* GIVEN EXERCISE
Write out the listing again without any change, from its first line through the line containing "455, 253, 475]", including both of those lines.

* SUPPLIED ENTRIES

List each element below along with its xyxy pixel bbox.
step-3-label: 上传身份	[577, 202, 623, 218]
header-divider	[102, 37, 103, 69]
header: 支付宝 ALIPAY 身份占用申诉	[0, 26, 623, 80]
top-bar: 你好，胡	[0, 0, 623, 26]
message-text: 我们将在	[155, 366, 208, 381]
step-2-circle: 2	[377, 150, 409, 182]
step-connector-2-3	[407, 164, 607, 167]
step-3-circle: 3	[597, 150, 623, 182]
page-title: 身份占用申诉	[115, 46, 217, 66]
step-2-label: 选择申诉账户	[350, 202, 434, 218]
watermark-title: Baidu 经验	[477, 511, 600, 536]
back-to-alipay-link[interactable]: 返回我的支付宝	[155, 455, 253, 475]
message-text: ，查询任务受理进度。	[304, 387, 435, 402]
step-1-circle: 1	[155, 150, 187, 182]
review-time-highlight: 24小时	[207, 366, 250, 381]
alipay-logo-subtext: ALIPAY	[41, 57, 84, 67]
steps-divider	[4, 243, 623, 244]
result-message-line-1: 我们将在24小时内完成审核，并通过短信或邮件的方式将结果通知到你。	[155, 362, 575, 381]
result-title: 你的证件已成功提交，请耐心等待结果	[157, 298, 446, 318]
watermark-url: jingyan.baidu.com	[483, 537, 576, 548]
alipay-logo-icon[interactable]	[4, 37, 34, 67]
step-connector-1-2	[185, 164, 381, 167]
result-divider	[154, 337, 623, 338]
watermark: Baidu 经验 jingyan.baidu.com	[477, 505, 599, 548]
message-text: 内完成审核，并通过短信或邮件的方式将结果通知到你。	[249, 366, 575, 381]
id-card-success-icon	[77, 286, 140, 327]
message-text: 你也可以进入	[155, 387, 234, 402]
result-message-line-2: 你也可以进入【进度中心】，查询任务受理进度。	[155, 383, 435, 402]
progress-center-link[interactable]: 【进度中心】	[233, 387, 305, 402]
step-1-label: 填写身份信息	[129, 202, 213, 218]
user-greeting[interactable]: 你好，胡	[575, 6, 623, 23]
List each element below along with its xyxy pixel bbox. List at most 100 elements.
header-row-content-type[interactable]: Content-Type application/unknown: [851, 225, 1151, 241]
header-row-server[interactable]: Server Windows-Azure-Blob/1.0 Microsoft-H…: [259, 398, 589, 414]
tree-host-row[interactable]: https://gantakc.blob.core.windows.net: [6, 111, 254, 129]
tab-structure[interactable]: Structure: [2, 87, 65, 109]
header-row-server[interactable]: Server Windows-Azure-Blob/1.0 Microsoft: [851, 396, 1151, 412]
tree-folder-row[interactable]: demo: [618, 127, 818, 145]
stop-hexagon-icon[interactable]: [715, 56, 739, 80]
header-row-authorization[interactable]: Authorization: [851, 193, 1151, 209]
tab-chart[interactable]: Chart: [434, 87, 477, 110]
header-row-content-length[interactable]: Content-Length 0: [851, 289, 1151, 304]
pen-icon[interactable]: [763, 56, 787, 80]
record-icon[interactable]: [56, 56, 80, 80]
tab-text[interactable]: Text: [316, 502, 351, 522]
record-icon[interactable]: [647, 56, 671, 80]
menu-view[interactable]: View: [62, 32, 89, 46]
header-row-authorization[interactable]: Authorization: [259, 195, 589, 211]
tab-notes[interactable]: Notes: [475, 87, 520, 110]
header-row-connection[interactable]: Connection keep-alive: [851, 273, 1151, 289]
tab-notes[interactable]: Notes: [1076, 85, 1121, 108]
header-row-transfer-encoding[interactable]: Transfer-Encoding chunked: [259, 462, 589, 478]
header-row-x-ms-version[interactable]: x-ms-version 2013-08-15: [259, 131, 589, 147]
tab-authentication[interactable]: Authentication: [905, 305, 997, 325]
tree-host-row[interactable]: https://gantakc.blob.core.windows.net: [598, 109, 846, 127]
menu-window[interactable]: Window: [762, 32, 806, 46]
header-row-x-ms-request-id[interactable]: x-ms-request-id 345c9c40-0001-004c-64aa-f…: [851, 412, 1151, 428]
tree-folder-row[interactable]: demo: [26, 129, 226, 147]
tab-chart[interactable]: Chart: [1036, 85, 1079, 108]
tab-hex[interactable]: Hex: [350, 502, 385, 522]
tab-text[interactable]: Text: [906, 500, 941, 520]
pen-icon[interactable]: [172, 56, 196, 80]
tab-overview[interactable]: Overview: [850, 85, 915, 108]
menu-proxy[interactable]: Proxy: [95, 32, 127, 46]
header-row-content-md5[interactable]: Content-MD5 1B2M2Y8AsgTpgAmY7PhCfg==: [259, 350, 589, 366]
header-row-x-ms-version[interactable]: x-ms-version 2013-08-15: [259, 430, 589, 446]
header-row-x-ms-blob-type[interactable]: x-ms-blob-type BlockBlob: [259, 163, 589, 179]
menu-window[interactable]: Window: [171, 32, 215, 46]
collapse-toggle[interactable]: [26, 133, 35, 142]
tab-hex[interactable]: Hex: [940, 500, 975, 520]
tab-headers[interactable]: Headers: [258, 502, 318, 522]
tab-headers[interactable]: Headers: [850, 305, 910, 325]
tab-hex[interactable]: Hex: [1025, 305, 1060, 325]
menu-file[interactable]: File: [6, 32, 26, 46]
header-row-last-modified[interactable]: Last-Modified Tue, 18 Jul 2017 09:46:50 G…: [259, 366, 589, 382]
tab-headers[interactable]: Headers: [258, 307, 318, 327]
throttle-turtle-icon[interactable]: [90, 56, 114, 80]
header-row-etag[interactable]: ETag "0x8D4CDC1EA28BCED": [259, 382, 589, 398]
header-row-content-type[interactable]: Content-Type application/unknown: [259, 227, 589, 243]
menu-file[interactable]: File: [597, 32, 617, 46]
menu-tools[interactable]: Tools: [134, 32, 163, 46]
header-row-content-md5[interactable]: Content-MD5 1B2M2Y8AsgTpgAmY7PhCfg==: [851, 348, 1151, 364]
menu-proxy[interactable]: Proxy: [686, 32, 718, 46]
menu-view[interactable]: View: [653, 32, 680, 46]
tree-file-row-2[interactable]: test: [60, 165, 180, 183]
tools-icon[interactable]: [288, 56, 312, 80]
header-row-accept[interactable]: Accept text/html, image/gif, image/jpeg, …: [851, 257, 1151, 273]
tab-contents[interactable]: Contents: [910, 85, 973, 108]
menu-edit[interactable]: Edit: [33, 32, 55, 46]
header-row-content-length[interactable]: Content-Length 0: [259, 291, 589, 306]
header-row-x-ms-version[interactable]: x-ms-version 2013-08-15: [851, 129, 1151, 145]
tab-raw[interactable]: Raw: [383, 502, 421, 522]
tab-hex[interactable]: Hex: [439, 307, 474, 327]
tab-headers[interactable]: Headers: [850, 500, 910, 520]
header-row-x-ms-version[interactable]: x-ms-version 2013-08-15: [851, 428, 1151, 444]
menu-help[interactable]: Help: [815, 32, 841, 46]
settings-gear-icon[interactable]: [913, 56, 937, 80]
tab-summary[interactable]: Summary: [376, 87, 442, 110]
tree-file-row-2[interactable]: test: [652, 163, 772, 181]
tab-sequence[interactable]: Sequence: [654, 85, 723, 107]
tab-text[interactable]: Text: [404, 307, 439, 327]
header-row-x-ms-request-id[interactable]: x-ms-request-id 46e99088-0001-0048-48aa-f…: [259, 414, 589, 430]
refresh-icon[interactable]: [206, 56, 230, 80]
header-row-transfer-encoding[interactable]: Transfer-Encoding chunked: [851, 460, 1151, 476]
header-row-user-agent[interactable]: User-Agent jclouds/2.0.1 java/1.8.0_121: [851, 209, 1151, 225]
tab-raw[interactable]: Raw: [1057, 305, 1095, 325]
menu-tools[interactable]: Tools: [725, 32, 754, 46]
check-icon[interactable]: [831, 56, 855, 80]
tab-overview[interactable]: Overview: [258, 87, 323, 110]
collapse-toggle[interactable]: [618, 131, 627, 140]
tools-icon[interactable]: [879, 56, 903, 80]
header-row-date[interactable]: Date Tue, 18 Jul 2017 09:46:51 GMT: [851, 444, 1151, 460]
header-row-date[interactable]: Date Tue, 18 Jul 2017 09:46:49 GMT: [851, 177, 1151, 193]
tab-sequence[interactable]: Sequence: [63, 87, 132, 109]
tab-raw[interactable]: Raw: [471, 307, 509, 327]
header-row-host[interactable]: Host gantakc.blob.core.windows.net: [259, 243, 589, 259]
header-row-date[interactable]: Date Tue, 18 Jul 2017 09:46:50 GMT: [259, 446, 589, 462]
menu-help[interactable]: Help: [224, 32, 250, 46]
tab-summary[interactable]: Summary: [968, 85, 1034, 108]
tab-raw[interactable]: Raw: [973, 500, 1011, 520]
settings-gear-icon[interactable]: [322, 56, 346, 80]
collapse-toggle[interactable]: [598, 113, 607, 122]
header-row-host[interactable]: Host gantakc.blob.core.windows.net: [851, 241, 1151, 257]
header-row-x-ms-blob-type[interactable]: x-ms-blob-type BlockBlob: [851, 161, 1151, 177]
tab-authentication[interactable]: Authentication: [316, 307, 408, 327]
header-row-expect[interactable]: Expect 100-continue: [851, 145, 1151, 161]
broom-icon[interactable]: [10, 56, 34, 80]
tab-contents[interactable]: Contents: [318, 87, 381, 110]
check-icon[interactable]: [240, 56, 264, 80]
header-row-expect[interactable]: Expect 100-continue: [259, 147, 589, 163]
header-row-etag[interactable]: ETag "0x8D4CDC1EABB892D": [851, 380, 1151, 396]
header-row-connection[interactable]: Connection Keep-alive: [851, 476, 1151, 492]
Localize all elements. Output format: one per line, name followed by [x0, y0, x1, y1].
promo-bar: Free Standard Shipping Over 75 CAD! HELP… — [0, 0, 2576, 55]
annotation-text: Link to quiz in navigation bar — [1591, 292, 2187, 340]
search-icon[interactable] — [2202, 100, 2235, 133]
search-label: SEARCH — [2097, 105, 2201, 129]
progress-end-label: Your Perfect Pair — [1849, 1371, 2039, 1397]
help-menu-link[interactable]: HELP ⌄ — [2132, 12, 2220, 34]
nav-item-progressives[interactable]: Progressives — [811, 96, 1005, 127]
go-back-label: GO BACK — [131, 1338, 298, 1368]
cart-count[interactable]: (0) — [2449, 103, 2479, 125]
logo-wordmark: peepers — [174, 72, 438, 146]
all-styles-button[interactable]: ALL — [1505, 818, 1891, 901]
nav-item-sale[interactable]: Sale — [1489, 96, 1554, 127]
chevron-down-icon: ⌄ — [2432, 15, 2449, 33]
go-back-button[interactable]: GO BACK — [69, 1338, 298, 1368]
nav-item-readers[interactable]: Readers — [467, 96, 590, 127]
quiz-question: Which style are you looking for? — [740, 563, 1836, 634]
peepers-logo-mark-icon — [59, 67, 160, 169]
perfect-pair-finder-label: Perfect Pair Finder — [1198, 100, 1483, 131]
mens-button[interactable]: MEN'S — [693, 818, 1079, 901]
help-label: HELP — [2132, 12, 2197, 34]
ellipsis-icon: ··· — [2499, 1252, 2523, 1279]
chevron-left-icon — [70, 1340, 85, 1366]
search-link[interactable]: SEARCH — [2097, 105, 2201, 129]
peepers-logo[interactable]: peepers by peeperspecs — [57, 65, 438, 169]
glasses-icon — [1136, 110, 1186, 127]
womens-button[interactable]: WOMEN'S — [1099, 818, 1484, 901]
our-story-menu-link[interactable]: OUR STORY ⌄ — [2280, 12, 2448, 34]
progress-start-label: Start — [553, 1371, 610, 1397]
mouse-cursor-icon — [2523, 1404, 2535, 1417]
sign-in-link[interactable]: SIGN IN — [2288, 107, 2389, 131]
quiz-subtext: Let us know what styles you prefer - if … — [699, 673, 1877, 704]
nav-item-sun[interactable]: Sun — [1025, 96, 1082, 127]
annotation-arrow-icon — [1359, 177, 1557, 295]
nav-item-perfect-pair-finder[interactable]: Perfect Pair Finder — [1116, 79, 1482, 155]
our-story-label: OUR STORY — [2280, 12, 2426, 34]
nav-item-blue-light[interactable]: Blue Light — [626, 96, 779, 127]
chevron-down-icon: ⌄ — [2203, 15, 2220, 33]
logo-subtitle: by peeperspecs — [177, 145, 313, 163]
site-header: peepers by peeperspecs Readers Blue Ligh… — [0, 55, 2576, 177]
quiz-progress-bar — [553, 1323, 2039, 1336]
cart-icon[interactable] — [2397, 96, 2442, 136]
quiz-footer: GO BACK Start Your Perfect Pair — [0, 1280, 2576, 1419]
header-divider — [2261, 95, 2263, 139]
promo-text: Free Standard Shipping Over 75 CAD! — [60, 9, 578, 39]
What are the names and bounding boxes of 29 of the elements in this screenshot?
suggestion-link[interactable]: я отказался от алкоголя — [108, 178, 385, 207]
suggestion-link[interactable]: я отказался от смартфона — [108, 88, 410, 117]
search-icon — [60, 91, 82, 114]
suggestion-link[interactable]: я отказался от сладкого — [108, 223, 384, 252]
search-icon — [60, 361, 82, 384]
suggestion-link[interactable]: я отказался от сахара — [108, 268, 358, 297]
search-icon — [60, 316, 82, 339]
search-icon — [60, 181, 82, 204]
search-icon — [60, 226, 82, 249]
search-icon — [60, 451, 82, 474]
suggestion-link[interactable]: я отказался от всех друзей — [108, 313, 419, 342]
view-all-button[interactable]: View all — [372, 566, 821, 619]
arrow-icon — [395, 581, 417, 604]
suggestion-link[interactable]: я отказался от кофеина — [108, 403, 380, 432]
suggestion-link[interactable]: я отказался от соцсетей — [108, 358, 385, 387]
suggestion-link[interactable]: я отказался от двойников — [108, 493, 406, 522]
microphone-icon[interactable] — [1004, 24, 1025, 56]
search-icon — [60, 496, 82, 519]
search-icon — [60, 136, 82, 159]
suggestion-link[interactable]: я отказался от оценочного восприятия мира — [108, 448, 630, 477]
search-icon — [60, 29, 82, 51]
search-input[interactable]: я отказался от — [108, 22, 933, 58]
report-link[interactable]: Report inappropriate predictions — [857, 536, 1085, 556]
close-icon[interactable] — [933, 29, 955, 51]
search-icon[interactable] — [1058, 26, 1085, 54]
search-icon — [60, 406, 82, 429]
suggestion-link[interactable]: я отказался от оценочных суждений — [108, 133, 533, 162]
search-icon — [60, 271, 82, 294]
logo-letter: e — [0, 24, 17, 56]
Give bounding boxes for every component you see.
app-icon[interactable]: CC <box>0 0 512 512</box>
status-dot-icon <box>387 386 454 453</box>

* RESULT
List each element below along with its xyxy pixel bbox.
step-3-label: 上传身份	[577, 202, 623, 218]
header-divider	[102, 37, 103, 69]
header: 支付宝 ALIPAY 身份占用申诉	[0, 26, 623, 80]
top-bar: 你好，胡	[0, 0, 623, 26]
message-text: 我们将在	[155, 366, 208, 381]
step-2-circle: 2	[377, 150, 409, 182]
step-connector-2-3	[407, 164, 607, 167]
step-3-circle: 3	[597, 150, 623, 182]
page-title: 身份占用申诉	[115, 46, 217, 66]
step-2-label: 选择申诉账户	[350, 202, 434, 218]
watermark-title: Baidu 经验	[477, 511, 600, 536]
back-to-alipay-link[interactable]: 返回我的支付宝	[155, 455, 253, 475]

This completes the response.